▶ [Written problem]:
Select all lines in the records that include "this".

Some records
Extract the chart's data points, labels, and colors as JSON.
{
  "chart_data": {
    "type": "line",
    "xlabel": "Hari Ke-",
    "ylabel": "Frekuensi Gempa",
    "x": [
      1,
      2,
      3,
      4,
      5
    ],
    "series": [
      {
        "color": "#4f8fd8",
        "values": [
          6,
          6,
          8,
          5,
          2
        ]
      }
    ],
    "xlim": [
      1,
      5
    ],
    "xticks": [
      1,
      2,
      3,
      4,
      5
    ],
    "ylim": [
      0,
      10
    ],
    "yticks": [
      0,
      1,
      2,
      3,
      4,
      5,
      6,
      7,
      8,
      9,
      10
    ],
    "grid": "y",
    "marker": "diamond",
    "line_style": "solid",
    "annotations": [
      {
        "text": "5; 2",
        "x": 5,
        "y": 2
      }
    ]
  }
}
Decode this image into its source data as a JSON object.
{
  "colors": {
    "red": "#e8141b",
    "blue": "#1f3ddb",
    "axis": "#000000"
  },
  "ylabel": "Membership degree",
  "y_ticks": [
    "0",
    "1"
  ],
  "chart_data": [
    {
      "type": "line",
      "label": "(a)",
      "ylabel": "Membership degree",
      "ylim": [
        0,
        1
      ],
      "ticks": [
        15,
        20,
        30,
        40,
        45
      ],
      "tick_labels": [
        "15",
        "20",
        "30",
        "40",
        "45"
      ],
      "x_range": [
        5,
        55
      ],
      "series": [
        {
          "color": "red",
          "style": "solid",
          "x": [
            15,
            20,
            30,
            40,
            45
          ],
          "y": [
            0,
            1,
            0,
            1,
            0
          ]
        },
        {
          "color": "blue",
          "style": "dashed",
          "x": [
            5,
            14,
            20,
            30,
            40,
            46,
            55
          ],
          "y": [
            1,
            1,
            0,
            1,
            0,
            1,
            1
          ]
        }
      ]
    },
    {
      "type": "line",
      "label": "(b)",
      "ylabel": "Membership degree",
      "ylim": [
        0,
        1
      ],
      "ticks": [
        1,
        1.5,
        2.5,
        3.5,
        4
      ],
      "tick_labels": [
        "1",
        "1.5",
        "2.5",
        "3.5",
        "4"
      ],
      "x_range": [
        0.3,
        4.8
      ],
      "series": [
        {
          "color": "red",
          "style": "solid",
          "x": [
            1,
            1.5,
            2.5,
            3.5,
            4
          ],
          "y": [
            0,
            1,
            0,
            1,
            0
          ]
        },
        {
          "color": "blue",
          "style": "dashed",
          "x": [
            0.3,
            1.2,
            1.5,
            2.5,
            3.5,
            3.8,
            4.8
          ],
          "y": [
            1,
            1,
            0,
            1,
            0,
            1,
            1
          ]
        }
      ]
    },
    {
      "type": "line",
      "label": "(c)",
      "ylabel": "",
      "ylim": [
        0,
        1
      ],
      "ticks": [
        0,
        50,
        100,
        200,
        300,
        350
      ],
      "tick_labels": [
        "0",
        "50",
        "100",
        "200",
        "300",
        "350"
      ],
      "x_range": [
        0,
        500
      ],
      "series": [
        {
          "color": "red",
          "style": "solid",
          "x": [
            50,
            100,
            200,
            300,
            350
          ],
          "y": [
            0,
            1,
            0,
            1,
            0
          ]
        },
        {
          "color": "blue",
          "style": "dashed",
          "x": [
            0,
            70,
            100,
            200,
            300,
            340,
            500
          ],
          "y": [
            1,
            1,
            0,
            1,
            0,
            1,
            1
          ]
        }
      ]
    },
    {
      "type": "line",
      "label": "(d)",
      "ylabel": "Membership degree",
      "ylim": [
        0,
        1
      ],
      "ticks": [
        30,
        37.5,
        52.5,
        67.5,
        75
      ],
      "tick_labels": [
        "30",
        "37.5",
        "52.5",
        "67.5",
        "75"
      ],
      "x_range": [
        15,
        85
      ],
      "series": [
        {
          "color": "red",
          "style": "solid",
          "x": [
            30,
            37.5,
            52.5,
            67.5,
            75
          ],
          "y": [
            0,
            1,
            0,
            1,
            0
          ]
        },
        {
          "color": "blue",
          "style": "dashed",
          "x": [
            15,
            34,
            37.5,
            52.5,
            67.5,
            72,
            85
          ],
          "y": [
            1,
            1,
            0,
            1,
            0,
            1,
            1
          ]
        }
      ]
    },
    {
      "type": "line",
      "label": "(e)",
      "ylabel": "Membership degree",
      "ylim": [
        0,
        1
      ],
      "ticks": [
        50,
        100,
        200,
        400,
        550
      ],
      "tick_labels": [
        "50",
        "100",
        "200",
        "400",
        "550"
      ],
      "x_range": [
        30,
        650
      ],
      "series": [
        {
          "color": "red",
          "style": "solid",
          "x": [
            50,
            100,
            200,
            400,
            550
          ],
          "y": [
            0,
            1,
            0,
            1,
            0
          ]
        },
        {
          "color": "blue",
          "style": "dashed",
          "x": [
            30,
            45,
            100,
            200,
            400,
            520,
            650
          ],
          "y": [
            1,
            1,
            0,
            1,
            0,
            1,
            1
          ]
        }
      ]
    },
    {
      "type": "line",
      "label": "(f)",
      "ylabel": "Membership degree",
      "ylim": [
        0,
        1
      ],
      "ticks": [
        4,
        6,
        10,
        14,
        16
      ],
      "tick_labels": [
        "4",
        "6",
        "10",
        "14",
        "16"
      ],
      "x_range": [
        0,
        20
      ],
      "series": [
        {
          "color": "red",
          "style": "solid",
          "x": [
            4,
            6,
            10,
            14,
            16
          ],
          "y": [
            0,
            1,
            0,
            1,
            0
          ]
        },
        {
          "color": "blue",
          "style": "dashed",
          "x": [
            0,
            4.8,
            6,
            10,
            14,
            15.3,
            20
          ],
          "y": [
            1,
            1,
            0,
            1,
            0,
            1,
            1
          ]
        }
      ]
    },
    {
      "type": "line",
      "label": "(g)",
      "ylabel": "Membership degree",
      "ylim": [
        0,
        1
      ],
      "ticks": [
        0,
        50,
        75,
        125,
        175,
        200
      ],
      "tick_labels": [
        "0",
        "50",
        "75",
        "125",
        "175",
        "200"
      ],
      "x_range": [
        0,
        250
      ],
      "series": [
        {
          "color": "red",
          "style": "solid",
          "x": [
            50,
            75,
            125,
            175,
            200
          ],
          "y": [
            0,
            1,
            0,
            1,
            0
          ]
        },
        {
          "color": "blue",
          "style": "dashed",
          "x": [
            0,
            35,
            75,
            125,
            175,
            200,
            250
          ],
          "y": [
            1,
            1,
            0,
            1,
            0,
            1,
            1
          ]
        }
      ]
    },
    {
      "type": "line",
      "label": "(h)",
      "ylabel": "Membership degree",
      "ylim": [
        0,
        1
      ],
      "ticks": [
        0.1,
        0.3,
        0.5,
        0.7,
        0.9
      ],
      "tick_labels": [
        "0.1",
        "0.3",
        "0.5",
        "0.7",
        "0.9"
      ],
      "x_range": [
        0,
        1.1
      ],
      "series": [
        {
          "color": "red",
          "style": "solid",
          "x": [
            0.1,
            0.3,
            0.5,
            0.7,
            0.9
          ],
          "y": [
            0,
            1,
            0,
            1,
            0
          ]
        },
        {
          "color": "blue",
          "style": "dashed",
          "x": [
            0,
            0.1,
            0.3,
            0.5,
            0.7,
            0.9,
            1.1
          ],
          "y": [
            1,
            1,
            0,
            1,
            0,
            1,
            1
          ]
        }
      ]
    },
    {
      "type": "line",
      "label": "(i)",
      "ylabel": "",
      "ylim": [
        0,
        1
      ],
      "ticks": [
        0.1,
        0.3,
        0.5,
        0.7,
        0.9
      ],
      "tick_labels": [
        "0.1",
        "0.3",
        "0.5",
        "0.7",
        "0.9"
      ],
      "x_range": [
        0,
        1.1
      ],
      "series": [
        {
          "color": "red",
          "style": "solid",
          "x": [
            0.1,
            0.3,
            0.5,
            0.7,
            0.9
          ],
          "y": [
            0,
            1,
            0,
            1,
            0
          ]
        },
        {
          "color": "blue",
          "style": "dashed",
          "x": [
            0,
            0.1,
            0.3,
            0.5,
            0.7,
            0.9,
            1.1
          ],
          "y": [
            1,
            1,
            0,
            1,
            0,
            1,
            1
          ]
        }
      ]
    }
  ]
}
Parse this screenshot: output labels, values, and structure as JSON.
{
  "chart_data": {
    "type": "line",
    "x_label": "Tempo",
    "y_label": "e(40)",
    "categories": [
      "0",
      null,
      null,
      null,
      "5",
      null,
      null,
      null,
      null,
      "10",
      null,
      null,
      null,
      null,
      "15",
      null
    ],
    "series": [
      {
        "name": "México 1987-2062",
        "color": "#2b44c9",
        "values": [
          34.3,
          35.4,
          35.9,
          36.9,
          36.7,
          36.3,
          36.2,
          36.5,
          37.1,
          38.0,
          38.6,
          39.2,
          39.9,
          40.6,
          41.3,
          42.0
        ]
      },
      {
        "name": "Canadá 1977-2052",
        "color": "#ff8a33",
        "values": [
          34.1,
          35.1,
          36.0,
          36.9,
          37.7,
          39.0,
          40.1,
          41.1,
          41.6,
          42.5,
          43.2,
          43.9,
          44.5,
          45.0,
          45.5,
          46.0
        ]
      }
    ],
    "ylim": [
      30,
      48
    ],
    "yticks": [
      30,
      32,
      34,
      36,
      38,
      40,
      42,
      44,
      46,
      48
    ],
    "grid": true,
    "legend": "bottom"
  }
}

▶ [Task answer]:
Decode this image into its source data as a JSON object.
Parse this screenshot: output labels, values, and structure as JSON.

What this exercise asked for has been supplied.